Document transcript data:

========

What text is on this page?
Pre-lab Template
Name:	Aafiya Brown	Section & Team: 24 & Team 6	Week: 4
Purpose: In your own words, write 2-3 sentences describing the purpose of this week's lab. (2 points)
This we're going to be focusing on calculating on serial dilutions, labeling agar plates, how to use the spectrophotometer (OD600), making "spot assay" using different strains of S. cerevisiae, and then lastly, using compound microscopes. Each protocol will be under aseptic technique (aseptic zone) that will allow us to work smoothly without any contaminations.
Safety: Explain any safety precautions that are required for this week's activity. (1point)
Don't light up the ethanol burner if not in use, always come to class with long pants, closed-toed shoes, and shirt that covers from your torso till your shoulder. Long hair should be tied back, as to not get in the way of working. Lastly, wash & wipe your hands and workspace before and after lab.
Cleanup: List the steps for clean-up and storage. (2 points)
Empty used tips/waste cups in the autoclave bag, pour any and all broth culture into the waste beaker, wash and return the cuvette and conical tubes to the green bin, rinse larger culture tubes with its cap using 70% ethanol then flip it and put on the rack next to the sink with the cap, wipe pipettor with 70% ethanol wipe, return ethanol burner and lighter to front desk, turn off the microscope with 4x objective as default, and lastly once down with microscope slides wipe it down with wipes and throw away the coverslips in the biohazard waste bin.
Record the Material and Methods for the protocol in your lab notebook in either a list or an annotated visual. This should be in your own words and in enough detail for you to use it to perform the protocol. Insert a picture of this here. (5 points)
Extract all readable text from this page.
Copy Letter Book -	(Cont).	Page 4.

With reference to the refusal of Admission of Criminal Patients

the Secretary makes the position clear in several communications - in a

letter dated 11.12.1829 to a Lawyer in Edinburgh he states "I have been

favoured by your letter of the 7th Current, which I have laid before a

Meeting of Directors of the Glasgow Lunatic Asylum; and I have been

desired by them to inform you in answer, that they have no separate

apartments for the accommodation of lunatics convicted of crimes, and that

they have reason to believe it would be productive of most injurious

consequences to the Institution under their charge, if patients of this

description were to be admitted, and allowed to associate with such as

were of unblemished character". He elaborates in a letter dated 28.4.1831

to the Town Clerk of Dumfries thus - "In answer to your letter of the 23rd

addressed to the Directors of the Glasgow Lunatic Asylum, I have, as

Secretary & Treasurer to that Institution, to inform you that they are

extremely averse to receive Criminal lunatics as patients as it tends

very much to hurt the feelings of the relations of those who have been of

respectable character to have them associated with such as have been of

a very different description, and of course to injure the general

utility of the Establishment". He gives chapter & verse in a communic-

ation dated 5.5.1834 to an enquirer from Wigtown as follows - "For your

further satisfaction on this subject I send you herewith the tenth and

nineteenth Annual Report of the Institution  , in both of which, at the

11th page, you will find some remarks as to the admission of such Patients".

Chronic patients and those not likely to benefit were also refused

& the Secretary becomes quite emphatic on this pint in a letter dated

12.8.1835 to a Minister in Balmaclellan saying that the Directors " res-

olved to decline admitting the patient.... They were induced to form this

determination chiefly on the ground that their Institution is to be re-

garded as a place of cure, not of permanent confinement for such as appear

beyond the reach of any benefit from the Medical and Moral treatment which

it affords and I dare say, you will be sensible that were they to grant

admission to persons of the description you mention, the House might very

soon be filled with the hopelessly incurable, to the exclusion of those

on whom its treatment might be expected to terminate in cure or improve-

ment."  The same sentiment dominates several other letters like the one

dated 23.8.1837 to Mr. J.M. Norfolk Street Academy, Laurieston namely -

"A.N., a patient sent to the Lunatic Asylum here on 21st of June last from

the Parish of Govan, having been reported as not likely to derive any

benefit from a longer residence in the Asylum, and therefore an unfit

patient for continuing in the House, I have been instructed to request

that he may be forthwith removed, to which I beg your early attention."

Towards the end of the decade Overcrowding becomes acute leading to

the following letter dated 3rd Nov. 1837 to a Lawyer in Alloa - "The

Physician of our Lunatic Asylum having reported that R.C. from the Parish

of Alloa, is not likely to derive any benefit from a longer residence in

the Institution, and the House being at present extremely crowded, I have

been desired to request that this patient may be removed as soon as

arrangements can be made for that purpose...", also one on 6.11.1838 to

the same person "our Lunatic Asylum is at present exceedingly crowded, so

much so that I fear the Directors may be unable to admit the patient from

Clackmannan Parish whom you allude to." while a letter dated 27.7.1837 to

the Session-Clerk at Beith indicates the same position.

========

All lines with the word "desired" are needed; pull them from the entries and copy each.

- **OUTPUT FOR THIS EXERCISE**:
desired by them to inform you in answer, that they have no separate
been desired to request that this patient may be removed as soon as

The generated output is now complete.